(Box coordinate listings)
________________

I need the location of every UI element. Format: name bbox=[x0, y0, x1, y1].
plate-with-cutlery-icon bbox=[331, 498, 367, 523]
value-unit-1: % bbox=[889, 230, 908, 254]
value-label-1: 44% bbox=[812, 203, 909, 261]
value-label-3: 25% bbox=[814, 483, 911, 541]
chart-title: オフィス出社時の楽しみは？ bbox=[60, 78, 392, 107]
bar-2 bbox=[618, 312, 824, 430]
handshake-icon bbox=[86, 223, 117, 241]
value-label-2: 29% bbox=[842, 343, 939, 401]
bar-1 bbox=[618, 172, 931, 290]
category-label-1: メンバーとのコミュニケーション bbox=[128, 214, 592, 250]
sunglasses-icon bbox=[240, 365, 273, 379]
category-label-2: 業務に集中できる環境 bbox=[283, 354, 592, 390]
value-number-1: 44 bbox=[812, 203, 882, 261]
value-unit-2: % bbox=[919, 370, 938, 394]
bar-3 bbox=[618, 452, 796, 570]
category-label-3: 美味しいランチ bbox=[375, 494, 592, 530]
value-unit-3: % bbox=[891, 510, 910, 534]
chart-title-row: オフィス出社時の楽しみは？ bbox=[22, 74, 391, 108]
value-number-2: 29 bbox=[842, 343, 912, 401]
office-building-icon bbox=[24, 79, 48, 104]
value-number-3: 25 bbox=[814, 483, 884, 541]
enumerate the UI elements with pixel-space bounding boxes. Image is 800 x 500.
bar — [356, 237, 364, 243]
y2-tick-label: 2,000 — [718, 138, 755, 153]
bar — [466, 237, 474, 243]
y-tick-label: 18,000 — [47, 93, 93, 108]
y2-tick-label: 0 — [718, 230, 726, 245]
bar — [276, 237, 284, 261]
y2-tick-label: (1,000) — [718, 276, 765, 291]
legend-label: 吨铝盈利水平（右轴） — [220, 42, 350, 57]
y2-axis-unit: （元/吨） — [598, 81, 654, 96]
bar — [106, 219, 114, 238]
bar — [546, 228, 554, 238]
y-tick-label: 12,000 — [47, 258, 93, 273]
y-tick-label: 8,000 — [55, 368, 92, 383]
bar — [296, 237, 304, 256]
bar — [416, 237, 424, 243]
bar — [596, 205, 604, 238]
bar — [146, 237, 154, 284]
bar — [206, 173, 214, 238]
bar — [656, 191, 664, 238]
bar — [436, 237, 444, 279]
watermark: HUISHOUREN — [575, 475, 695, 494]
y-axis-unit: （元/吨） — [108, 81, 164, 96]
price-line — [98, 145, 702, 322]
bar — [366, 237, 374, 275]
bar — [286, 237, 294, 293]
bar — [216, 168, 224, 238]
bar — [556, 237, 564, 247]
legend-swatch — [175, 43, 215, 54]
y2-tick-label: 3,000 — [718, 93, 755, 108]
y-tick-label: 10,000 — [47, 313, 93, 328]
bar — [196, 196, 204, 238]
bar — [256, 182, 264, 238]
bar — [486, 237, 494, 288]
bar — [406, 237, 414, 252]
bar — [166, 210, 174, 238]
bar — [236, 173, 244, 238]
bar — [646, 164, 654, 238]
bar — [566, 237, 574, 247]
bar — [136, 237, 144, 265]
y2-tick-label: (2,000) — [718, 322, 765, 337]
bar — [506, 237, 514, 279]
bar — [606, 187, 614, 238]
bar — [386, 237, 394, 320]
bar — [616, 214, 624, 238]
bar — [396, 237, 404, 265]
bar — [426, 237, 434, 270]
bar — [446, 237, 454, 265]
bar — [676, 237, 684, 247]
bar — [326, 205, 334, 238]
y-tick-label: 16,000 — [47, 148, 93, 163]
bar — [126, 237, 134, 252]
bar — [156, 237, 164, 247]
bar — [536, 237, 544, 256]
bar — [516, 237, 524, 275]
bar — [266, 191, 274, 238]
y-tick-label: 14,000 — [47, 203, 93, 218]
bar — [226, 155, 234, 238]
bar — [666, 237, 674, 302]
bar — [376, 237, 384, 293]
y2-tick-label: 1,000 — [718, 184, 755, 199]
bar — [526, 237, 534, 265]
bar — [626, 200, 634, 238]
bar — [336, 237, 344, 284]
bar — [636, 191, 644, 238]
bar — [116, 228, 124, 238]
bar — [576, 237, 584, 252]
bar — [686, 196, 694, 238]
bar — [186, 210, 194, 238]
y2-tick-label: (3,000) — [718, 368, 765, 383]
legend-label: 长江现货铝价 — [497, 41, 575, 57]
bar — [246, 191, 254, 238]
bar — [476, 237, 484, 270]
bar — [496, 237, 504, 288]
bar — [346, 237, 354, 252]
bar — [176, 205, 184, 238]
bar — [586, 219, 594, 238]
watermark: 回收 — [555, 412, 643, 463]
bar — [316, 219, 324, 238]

________________

**PROMPT**
Copy these records line for line, with no changes.

**WRITTEN REPLY**
I need the location of every UI element. Format: name bbox=[x0, y0, x1, y1].
plate-with-cutlery-icon bbox=[331, 498, 367, 523]
value-unit-1: % bbox=[889, 230, 908, 254]
value-label-1: 44% bbox=[812, 203, 909, 261]
value-label-3: 25% bbox=[814, 483, 911, 541]
chart-title: オフィス出社時の楽しみは？ bbox=[60, 78, 392, 107]
bar-2 bbox=[618, 312, 824, 430]
handshake-icon bbox=[86, 223, 117, 241]
value-label-2: 29% bbox=[842, 343, 939, 401]
bar-1 bbox=[618, 172, 931, 290]
category-label-1: メンバーとのコミュニケーション bbox=[128, 214, 592, 250]
sunglasses-icon bbox=[240, 365, 273, 379]
category-label-2: 業務に集中できる環境 bbox=[283, 354, 592, 390]
value-number-1: 44 bbox=[812, 203, 882, 261]
value-unit-2: % bbox=[919, 370, 938, 394]
bar-3 bbox=[618, 452, 796, 570]
category-label-3: 美味しいランチ bbox=[375, 494, 592, 530]
value-unit-3: % bbox=[891, 510, 910, 534]
chart-title-row: オフィス出社時の楽しみは？ bbox=[22, 74, 391, 108]
value-number-2: 29 bbox=[842, 343, 912, 401]
office-building-icon bbox=[24, 79, 48, 104]
value-number-3: 25 bbox=[814, 483, 884, 541]
enumerate the UI elements with pixel-space bounding boxes. Image is 800 x 500.
bar — [356, 237, 364, 243]
y2-tick-label: 2,000 — [718, 138, 755, 153]
bar — [466, 237, 474, 243]
y-tick-label: 18,000 — [47, 93, 93, 108]
y2-tick-label: 0 — [718, 230, 726, 245]
bar — [276, 237, 284, 261]
y2-tick-label: (1,000) — [718, 276, 765, 291]
legend-label: 吨铝盈利水平（右轴） — [220, 42, 350, 57]
y2-axis-unit: （元/吨） — [598, 81, 654, 96]
bar — [106, 219, 114, 238]
bar — [546, 228, 554, 238]
y-tick-label: 12,000 — [47, 258, 93, 273]
y-tick-label: 8,000 — [55, 368, 92, 383]
bar — [296, 237, 304, 256]
bar — [416, 237, 424, 243]
bar — [596, 205, 604, 238]
bar — [146, 237, 154, 284]
bar — [206, 173, 214, 238]
bar — [656, 191, 664, 238]
bar — [436, 237, 444, 279]
watermark: HUISHOUREN — [575, 475, 695, 494]
y-axis-unit: （元/吨） — [108, 81, 164, 96]
price-line — [98, 145, 702, 322]
bar — [366, 237, 374, 275]
bar — [286, 237, 294, 293]
bar — [216, 168, 224, 238]
bar — [556, 237, 564, 247]
legend-swatch — [175, 43, 215, 54]
y2-tick-label: 3,000 — [718, 93, 755, 108]
y-tick-label: 10,000 — [47, 313, 93, 328]
bar — [196, 196, 204, 238]
bar — [256, 182, 264, 238]
bar — [486, 237, 494, 288]
bar — [406, 237, 414, 252]
bar — [166, 210, 174, 238]
bar — [236, 173, 244, 238]
bar — [646, 164, 654, 238]
bar — [566, 237, 574, 247]
bar — [136, 237, 144, 265]
y2-tick-label: (2,000) — [718, 322, 765, 337]
bar — [506, 237, 514, 279]
bar — [606, 187, 614, 238]
bar — [386, 237, 394, 320]
bar — [616, 214, 624, 238]
bar — [396, 237, 404, 265]
bar — [426, 237, 434, 270]
bar — [446, 237, 454, 265]
bar — [676, 237, 684, 247]
bar — [326, 205, 334, 238]
y-tick-label: 16,000 — [47, 148, 93, 163]
bar — [126, 237, 134, 252]
bar — [156, 237, 164, 247]
bar — [536, 237, 544, 256]
bar — [516, 237, 524, 275]
bar — [266, 191, 274, 238]
y-tick-label: 14,000 — [47, 203, 93, 218]
bar — [226, 155, 234, 238]
bar — [666, 237, 674, 302]
bar — [376, 237, 384, 293]
y2-tick-label: 1,000 — [718, 184, 755, 199]
bar — [526, 237, 534, 265]
bar — [626, 200, 634, 238]
bar — [336, 237, 344, 284]
bar — [636, 191, 644, 238]
bar — [116, 228, 124, 238]
bar — [576, 237, 584, 252]
bar — [686, 196, 694, 238]
bar — [186, 210, 194, 238]
y2-tick-label: (3,000) — [718, 368, 765, 383]
legend-label: 长江现货铝价 — [497, 41, 575, 57]
bar — [246, 191, 254, 238]
bar — [476, 237, 484, 270]
bar — [496, 237, 504, 288]
bar — [346, 237, 354, 252]
bar — [176, 205, 184, 238]
bar — [586, 219, 594, 238]
watermark: 回收 — [555, 412, 643, 463]
bar — [316, 219, 324, 238]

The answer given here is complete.